-- Begin --

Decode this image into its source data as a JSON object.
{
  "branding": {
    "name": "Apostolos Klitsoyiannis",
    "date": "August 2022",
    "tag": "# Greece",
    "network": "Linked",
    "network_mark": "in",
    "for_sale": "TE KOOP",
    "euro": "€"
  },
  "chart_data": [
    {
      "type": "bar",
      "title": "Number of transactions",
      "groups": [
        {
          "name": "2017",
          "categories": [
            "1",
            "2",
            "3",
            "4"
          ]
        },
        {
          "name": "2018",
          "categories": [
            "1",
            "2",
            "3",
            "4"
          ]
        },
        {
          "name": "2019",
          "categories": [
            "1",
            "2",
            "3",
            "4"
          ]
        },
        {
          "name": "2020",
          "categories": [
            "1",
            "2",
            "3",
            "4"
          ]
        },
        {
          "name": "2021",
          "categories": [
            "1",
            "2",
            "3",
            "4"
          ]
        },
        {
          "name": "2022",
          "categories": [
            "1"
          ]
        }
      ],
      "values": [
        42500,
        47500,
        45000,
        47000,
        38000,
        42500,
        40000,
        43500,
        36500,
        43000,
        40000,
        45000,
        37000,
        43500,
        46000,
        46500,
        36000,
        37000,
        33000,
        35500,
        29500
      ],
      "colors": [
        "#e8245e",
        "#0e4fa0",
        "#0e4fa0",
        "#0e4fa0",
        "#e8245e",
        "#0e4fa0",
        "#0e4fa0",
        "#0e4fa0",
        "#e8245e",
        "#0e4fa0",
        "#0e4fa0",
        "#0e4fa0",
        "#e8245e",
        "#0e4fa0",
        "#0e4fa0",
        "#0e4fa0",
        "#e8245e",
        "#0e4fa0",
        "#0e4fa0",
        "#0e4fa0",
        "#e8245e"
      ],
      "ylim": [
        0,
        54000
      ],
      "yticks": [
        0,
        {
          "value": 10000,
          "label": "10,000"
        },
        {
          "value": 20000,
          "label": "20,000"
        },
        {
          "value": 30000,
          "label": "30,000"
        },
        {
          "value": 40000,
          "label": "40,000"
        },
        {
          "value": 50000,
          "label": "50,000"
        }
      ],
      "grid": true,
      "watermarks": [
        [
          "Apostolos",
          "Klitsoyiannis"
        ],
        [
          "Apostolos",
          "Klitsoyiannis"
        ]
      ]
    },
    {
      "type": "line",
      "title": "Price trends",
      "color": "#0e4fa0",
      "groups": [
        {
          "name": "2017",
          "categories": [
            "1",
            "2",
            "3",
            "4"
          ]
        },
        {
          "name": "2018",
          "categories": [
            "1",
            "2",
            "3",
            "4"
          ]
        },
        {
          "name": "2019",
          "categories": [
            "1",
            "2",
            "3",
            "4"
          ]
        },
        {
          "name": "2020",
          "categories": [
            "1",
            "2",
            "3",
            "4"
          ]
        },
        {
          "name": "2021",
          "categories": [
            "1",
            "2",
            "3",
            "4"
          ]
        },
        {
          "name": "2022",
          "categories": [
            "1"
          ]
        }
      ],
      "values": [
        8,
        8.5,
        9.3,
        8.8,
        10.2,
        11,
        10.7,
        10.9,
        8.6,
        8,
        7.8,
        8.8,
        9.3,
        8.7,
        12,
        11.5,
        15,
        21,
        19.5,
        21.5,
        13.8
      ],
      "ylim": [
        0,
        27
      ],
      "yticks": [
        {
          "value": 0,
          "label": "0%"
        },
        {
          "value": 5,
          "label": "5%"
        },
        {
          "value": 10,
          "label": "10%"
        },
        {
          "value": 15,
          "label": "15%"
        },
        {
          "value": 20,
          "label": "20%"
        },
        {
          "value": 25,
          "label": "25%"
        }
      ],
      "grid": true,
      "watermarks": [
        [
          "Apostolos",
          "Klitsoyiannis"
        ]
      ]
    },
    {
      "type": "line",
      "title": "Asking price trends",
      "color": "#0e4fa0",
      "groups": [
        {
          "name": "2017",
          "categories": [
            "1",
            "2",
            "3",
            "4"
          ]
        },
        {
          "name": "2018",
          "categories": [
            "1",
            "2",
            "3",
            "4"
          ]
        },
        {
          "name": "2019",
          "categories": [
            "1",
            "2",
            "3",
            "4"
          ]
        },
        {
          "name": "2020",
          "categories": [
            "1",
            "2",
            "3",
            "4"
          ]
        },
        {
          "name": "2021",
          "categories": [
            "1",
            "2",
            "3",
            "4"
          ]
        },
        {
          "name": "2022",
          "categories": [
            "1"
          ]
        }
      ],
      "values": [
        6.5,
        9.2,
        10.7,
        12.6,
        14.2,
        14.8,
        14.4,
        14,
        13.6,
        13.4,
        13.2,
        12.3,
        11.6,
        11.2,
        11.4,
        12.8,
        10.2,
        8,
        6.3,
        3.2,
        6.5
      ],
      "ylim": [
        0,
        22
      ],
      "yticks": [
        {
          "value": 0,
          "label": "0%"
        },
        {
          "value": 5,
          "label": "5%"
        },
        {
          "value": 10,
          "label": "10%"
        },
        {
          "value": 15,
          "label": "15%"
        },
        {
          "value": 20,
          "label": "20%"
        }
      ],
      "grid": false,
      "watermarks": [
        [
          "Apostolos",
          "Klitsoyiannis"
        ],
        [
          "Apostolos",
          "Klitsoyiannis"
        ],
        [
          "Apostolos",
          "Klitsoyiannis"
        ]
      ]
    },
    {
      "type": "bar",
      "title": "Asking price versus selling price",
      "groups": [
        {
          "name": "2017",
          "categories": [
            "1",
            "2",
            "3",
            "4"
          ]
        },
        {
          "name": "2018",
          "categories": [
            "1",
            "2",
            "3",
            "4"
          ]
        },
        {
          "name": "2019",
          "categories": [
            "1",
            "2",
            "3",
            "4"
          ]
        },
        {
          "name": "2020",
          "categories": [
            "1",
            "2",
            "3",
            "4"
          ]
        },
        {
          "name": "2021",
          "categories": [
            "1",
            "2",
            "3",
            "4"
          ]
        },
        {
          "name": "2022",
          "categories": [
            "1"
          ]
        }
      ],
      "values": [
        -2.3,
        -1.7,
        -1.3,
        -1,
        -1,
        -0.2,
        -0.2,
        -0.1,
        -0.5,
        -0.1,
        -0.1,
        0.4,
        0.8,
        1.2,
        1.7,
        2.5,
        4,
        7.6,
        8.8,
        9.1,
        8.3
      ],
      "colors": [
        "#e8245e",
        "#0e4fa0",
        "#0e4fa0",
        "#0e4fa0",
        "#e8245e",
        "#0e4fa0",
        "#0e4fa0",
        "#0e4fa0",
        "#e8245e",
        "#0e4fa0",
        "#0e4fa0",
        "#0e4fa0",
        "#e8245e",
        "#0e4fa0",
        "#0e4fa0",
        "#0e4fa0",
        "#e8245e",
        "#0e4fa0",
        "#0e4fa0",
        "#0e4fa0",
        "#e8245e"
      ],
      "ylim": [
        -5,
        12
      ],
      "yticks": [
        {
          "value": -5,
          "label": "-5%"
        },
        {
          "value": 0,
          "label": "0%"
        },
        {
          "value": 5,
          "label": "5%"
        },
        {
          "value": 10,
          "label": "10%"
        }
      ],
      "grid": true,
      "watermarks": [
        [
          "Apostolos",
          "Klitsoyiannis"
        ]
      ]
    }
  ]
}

-- End --

EXERCISE REQUIREMENTS:
Write out the whole listing exactly.

THE COMPLETED TASK:
Decode this image into its source data as a JSON object.
{
  "branding": {
    "name": "Apostolos Klitsoyiannis",
    "date": "August 2022",
    "tag": "# Greece",
    "network": "Linked",
    "network_mark": "in",
    "for_sale": "TE KOOP",
    "euro": "€"
  },
  "chart_data": [
    {
      "type": "bar",
      "title": "Number of transactions",
      "groups": [
        {
          "name": "2017",
          "categories": [
            "1",
            "2",
            "3",
            "4"
          ]
        },
        {
          "name": "2018",
          "categories": [
            "1",
            "2",
            "3",
            "4"
          ]
        },
        {
          "name": "2019",
          "categories": [
            "1",
            "2",
            "3",
            "4"
          ]
        },
        {
          "name": "2020",
          "categories": [
            "1",
            "2",
            "3",
            "4"
          ]
        },
        {
          "name": "2021",
          "categories": [
            "1",
            "2",
            "3",
            "4"
          ]
        },
        {
          "name": "2022",
          "categories": [
            "1"
          ]
        }
      ],
      "values": [
        42500,
        47500,
        45000,
        47000,
        38000,
        42500,
        40000,
        43500,
        36500,
        43000,
        40000,
        45000,
        37000,
        43500,
        46000,
        46500,
        36000,
        37000,
        33000,
        35500,
        29500
      ],
      "colors": [
        "#e8245e",
        "#0e4fa0",
        "#0e4fa0",
        "#0e4fa0",
        "#e8245e",
        "#0e4fa0",
        "#0e4fa0",
        "#0e4fa0",
        "#e8245e",
        "#0e4fa0",
        "#0e4fa0",
        "#0e4fa0",
        "#e8245e",
        "#0e4fa0",
        "#0e4fa0",
        "#0e4fa0",
        "#e8245e",
        "#0e4fa0",
        "#0e4fa0",
        "#0e4fa0",
        "#e8245e"
      ],
      "ylim": [
        0,
        54000
      ],
      "yticks": [
        0,
        {
          "value": 10000,
          "label": "10,000"
        },
        {
          "value": 20000,
          "label": "20,000"
        },
        {
          "value": 30000,
          "label": "30,000"
        },
        {
          "value": 40000,
          "label": "40,000"
        },
        {
          "value": 50000,
          "label": "50,000"
        }
      ],
      "grid": true,
      "watermarks": [
        [
          "Apostolos",
          "Klitsoyiannis"
        ],
        [
          "Apostolos",
          "Klitsoyiannis"
        ]
      ]
    },
    {
      "type": "line",
      "title": "Price trends",
      "color": "#0e4fa0",
      "groups": [
        {
          "name": "2017",
          "categories": [
            "1",
            "2",
            "3",
            "4"
          ]
        },
        {
          "name": "2018",
          "categories": [
            "1",
            "2",
            "3",
            "4"
          ]
        },
        {
          "name": "2019",
          "categories": [
            "1",
            "2",
            "3",
            "4"
          ]
        },
        {
          "name": "2020",
          "categories": [
            "1",
            "2",
            "3",
            "4"
          ]
        },
        {
          "name": "2021",
          "categories": [
            "1",
            "2",
            "3",
            "4"
          ]
        },
        {
          "name": "2022",
          "categories": [
            "1"
          ]
        }
      ],
      "values": [
        8,
        8.5,
        9.3,
        8.8,
        10.2,
        11,
        10.7,
        10.9,
        8.6,
        8,
        7.8,
        8.8,
        9.3,
        8.7,
        12,
        11.5,
        15,
        21,
        19.5,
        21.5,
        13.8
      ],
      "ylim": [
        0,
        27
      ],
      "yticks": [
        {
          "value": 0,
          "label": "0%"
        },
        {
          "value": 5,
          "label": "5%"
        },
        {
          "value": 10,
          "label": "10%"
        },
        {
          "value": 15,
          "label": "15%"
        },
        {
          "value": 20,
          "label": "20%"
        },
        {
          "value": 25,
          "label": "25%"
        }
      ],
      "grid": true,
      "watermarks": [
        [
          "Apostolos",
          "Klitsoyiannis"
        ]
      ]
    },
    {
      "type": "line",
      "title": "Asking price trends",
      "color": "#0e4fa0",
      "groups": [
        {
          "name": "2017",
          "categories": [
            "1",
            "2",
            "3",
            "4"
          ]
        },
        {
          "name": "2018",
          "categories": [
            "1",
            "2",
            "3",
            "4"
          ]
        },
        {
          "name": "2019",
          "categories": [
            "1",
            "2",
            "3",
            "4"
          ]
        },
        {
          "name": "2020",
          "categories": [
            "1",
            "2",
            "3",
            "4"
          ]
        },
        {
          "name": "2021",
          "categories": [
            "1",
            "2",
            "3",
            "4"
          ]
        },
        {
          "name": "2022",
          "categories": [
            "1"
          ]
        }
      ],
      "values": [
        6.5,
        9.2,
        10.7,
        12.6,
        14.2,
        14.8,
        14.4,
        14,
        13.6,
        13.4,
        13.2,
        12.3,
        11.6,
        11.2,
        11.4,
        12.8,
        10.2,
        8,
        6.3,
        3.2,
        6.5
      ],
      "ylim": [
        0,
        22
      ],
      "yticks": [
        {
          "value": 0,
          "label": "0%"
        },
        {
          "value": 5,
          "label": "5%"
        },
        {
          "value": 10,
          "label": "10%"
        },
        {
          "value": 15,
          "label": "15%"
        },
        {
          "value": 20,
          "label": "20%"
        }
      ],
      "grid": false,
      "watermarks": [
        [
          "Apostolos",
          "Klitsoyiannis"
        ],
        [
          "Apostolos",
          "Klitsoyiannis"
        ],
        [
          "Apostolos",
          "Klitsoyiannis"
        ]
      ]
    },
    {
      "type": "bar",
      "title": "Asking price versus selling price",
      "groups": [
        {
          "name": "2017",
          "categories": [
            "1",
            "2",
            "3",
            "4"
          ]
        },
        {
          "name": "2018",
          "categories": [
            "1",
            "2",
            "3",
            "4"
          ]
        },
        {
          "name": "2019",
          "categories": [
            "1",
            "2",
            "3",
            "4"
          ]
        },
        {
          "name": "2020",
          "categories": [
            "1",
            "2",
            "3",
            "4"
          ]
        },
        {
          "name": "2021",
          "categories": [
            "1",
            "2",
            "3",
            "4"
          ]
        },
        {
          "name": "2022",
          "categories": [
            "1"
          ]
        }
      ],
      "values": [
        -2.3,
        -1.7,
        -1.3,
        -1,
        -1,
        -0.2,
        -0.2,
        -0.1,
        -0.5,
        -0.1,
        -0.1,
        0.4,
        0.8,
        1.2,
        1.7,
        2.5,
        4,
        7.6,
        8.8,
        9.1,
        8.3
      ],
      "colors": [
        "#e8245e",
        "#0e4fa0",
        "#0e4fa0",
        "#0e4fa0",
        "#e8245e",
        "#0e4fa0",
        "#0e4fa0",
        "#0e4fa0",
        "#e8245e",
        "#0e4fa0",
        "#0e4fa0",
        "#0e4fa0",
        "#e8245e",
        "#0e4fa0",
        "#0e4fa0",
        "#0e4fa0",
        "#e8245e",
        "#0e4fa0",
        "#0e4fa0",
        "#0e4fa0",
        "#e8245e"
      ],
      "ylim": [
        -5,
        12
      ],
      "yticks": [
        {
          "value": -5,
          "label": "-5%"
        },
        {
          "value": 0,
          "label": "0%"
        },
        {
          "value": 5,
          "label": "5%"
        },
        {
          "value": 10,
          "label": "10%"
        }
      ],
      "grid": true,
      "watermarks": [
        [
          "Apostolos",
          "Klitsoyiannis"
        ]
      ]
    }
  ]
}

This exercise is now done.